Repeat every line of the material, character for character.

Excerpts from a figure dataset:
***

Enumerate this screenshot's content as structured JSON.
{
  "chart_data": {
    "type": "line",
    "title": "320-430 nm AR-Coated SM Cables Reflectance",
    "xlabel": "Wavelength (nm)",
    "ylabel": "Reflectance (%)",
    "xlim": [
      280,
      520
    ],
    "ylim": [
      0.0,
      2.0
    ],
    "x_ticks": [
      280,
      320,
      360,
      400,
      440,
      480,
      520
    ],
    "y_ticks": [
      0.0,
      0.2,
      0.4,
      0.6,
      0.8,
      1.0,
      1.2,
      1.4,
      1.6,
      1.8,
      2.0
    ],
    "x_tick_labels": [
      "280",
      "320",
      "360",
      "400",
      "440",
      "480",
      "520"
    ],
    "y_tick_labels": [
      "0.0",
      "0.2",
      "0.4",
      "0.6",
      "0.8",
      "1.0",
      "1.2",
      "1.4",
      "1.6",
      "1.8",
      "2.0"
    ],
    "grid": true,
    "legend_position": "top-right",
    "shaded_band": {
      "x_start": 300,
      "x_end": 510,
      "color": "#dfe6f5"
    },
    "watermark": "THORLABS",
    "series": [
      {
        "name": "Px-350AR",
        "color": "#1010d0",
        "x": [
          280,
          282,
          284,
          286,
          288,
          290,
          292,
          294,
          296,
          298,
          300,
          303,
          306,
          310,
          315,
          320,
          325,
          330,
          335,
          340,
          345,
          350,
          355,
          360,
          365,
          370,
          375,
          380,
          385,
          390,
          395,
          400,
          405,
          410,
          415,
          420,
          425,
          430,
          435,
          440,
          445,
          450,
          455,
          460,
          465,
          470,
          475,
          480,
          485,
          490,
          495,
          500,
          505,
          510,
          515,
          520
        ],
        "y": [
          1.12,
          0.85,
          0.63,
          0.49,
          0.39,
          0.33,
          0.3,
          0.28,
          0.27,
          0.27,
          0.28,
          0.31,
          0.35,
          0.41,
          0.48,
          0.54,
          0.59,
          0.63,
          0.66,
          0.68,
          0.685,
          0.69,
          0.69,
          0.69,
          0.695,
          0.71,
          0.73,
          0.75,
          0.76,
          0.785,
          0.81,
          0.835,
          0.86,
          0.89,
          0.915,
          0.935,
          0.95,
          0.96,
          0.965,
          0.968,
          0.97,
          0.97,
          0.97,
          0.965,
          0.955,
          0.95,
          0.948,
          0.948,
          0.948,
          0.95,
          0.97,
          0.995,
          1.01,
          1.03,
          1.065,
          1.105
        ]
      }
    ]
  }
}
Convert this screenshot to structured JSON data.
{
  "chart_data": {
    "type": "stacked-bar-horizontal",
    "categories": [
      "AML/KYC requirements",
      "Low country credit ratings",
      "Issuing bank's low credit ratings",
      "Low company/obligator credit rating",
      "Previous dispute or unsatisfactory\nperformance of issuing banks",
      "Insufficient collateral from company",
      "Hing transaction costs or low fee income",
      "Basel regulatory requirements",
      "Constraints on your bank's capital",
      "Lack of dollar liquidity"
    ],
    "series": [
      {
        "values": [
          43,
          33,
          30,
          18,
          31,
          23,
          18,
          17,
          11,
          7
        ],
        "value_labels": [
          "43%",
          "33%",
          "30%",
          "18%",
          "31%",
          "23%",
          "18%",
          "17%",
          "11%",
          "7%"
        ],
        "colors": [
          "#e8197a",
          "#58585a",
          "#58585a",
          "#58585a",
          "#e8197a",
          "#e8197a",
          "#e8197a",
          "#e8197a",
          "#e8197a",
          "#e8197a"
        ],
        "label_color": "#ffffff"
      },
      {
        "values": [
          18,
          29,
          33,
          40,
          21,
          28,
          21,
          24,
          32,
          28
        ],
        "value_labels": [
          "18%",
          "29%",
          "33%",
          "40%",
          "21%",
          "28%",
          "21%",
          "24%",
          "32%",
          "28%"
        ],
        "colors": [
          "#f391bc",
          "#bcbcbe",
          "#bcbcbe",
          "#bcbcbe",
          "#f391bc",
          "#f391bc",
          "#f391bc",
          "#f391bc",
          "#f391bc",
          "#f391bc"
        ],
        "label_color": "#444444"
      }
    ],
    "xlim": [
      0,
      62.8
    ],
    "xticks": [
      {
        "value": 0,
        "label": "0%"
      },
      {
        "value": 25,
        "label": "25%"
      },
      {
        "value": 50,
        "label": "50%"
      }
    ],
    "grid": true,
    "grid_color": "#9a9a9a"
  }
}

***

[Reply to the task]
Enumerate this screenshot's content as structured JSON.
{
  "chart_data": {
    "type": "line",
    "title": "320-430 nm AR-Coated SM Cables Reflectance",
    "xlabel": "Wavelength (nm)",
    "ylabel": "Reflectance (%)",
    "xlim": [
      280,
      520
    ],
    "ylim": [
      0.0,
      2.0
    ],
    "x_ticks": [
      280,
      320,
      360,
      400,
      440,
      480,
      520
    ],
    "y_ticks": [
      0.0,
      0.2,
      0.4,
      0.6,
      0.8,
      1.0,
      1.2,
      1.4,
      1.6,
      1.8,
      2.0
    ],
    "x_tick_labels": [
      "280",
      "320",
      "360",
      "400",
      "440",
      "480",
      "520"
    ],
    "y_tick_labels": [
      "0.0",
      "0.2",
      "0.4",
      "0.6",
      "0.8",
      "1.0",
      "1.2",
      "1.4",
      "1.6",
      "1.8",
      "2.0"
    ],
    "grid": true,
    "legend_position": "top-right",
    "shaded_band": {
      "x_start": 300,
      "x_end": 510,
      "color": "#dfe6f5"
    },
    "watermark": "THORLABS",
    "series": [
      {
        "name": "Px-350AR",
        "color": "#1010d0",
        "x": [
          280,
          282,
          284,
          286,
          288,
          290,
          292,
          294,
          296,
          298,
          300,
          303,
          306,
          310,
          315,
          320,
          325,
          330,
          335,
          340,
          345,
          350,
          355,
          360,
          365,
          370,
          375,
          380,
          385,
          390,
          395,
          400,
          405,
          410,
          415,
          420,
          425,
          430,
          435,
          440,
          445,
          450,
          455,
          460,
          465,
          470,
          475,
          480,
          485,
          490,
          495,
          500,
          505,
          510,
          515,
          520
        ],
        "y": [
          1.12,
          0.85,
          0.63,
          0.49,
          0.39,
          0.33,
          0.3,
          0.28,
          0.27,
          0.27,
          0.28,
          0.31,
          0.35,
          0.41,
          0.48,
          0.54,
          0.59,
          0.63,
          0.66,
          0.68,
          0.685,
          0.69,
          0.69,
          0.69,
          0.695,
          0.71,
          0.73,
          0.75,
          0.76,
          0.785,
          0.81,
          0.835,
          0.86,
          0.89,
          0.915,
          0.935,
          0.95,
          0.96,
          0.965,
          0.968,
          0.97,
          0.97,
          0.97,
          0.965,
          0.955,
          0.95,
          0.948,
          0.948,
          0.948,
          0.95,
          0.97,
          0.995,
          1.01,
          1.03,
          1.065,
          1.105
        ]
      }
    ]
  }
}
Convert this screenshot to structured JSON data.
{
  "chart_data": {
    "type": "stacked-bar-horizontal",
    "categories": [
      "AML/KYC requirements",
      "Low country credit ratings",
      "Issuing bank's low credit ratings",
      "Low company/obligator credit rating",
      "Previous dispute or unsatisfactory\nperformance of issuing banks",
      "Insufficient collateral from company",
      "Hing transaction costs or low fee income",
      "Basel regulatory requirements",
      "Constraints on your bank's capital",
      "Lack of dollar liquidity"
    ],
    "series": [
      {
        "values": [
          43,
          33,
          30,
          18,
          31,
          23,
          18,
          17,
          11,
          7
        ],
        "value_labels": [
          "43%",
          "33%",
          "30%",
          "18%",
          "31%",
          "23%",
          "18%",
          "17%",
          "11%",
          "7%"
        ],
        "colors": [
          "#e8197a",
          "#58585a",
          "#58585a",
          "#58585a",
          "#e8197a",
          "#e8197a",
          "#e8197a",
          "#e8197a",
          "#e8197a",
          "#e8197a"
        ],
        "label_color": "#ffffff"
      },
      {
        "values": [
          18,
          29,
          33,
          40,
          21,
          28,
          21,
          24,
          32,
          28
        ],
        "value_labels": [
          "18%",
          "29%",
          "33%",
          "40%",
          "21%",
          "28%",
          "21%",
          "24%",
          "32%",
          "28%"
        ],
        "colors": [
          "#f391bc",
          "#bcbcbe",
          "#bcbcbe",
          "#bcbcbe",
          "#f391bc",
          "#f391bc",
          "#f391bc",
          "#f391bc",
          "#f391bc",
          "#f391bc"
        ],
        "label_color": "#444444"
      }
    ],
    "xlim": [
      0,
      62.8
    ],
    "xticks": [
      {
        "value": 0,
        "label": "0%"
      },
      {
        "value": 25,
        "label": "25%"
      },
      {
        "value": 50,
        "label": "50%"
      }
    ],
    "grid": true,
    "grid_color": "#9a9a9a"
  }
}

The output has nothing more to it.